— Begin —
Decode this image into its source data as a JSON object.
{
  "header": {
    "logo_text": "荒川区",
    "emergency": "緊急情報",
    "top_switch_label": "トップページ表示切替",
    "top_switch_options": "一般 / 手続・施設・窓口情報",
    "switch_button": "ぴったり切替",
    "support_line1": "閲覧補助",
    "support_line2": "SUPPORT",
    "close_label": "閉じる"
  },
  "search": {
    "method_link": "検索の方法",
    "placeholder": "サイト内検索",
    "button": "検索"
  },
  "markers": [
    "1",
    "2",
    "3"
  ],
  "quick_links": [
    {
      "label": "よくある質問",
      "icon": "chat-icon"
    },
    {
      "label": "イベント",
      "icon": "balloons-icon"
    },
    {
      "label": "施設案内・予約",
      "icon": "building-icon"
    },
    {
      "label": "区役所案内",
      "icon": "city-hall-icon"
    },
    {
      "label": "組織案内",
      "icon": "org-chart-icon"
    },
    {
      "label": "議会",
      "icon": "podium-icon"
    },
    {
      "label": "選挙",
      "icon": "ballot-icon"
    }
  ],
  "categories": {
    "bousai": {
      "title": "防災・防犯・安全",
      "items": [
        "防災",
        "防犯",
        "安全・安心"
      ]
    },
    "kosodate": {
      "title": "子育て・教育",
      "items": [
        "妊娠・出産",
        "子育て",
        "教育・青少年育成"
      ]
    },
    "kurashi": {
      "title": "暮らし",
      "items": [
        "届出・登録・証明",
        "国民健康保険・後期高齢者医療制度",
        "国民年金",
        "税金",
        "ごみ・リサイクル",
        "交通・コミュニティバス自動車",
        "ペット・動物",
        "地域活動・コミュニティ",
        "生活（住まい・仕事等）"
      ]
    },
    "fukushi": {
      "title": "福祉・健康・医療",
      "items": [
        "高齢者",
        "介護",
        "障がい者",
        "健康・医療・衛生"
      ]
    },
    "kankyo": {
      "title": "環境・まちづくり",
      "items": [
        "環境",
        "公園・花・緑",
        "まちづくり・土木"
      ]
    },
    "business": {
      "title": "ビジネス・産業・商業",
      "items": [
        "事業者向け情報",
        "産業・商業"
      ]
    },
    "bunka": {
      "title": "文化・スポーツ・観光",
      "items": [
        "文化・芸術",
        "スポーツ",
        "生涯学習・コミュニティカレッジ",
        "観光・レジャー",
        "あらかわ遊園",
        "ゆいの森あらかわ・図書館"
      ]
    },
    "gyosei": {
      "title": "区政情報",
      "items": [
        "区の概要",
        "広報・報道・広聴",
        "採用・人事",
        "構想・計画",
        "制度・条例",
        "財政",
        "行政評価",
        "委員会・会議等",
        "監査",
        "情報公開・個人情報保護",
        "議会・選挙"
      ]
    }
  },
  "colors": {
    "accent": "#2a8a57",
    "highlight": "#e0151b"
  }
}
— End —
Repeat each of the entries above precisely as given.

▶ **ANSWER TO THE TASK**
Decode this image into its source data as a JSON object.
{
  "header": {
    "logo_text": "荒川区",
    "emergency": "緊急情報",
    "top_switch_label": "トップページ表示切替",
    "top_switch_options": "一般 / 手続・施設・窓口情報",
    "switch_button": "ぴったり切替",
    "support_line1": "閲覧補助",
    "support_line2": "SUPPORT",
    "close_label": "閉じる"
  },
  "search": {
    "method_link": "検索の方法",
    "placeholder": "サイト内検索",
    "button": "検索"
  },
  "markers": [
    "1",
    "2",
    "3"
  ],
  "quick_links": [
    {
      "label": "よくある質問",
      "icon": "chat-icon"
    },
    {
      "label": "イベント",
      "icon": "balloons-icon"
    },
    {
      "label": "施設案内・予約",
      "icon": "building-icon"
    },
    {
      "label": "区役所案内",
      "icon": "city-hall-icon"
    },
    {
      "label": "組織案内",
      "icon": "org-chart-icon"
    },
    {
      "label": "議会",
      "icon": "podium-icon"
    },
    {
      "label": "選挙",
      "icon": "ballot-icon"
    }
  ],
  "categories": {
    "bousai": {
      "title": "防災・防犯・安全",
      "items": [
        "防災",
        "防犯",
        "安全・安心"
      ]
    },
    "kosodate": {
      "title": "子育て・教育",
      "items": [
        "妊娠・出産",
        "子育て",
        "教育・青少年育成"
      ]
    },
    "kurashi": {
      "title": "暮らし",
      "items": [
        "届出・登録・証明",
        "国民健康保険・後期高齢者医療制度",
        "国民年金",
        "税金",
        "ごみ・リサイクル",
        "交通・コミュニティバス自動車",
        "ペット・動物",
        "地域活動・コミュニティ",
        "生活（住まい・仕事等）"
      ]
    },
    "fukushi": {
      "title": "福祉・健康・医療",
      "items": [
        "高齢者",
        "介護",
        "障がい者",
        "健康・医療・衛生"
      ]
    },
    "kankyo": {
      "title": "環境・まちづくり",
      "items": [
        "環境",
        "公園・花・緑",
        "まちづくり・土木"
      ]
    },
    "business": {
      "title": "ビジネス・産業・商業",
      "items": [
        "事業者向け情報",
        "産業・商業"
      ]
    },
    "bunka": {
      "title": "文化・スポーツ・観光",
      "items": [
        "文化・芸術",
        "スポーツ",
        "生涯学習・コミュニティカレッジ",
        "観光・レジャー",
        "あらかわ遊園",
        "ゆいの森あらかわ・図書館"
      ]
    },
    "gyosei": {
      "title": "区政情報",
      "items": [
        "区の概要",
        "広報・報道・広聴",
        "採用・人事",
        "構想・計画",
        "制度・条例",
        "財政",
        "行政評価",
        "委員会・会議等",
        "監査",
        "情報公開・個人情報保護",
        "議会・選挙"
      ]
    }
  },
  "colors": {
    "accent": "#2a8a57",
    "highlight": "#e0151b"
  }
}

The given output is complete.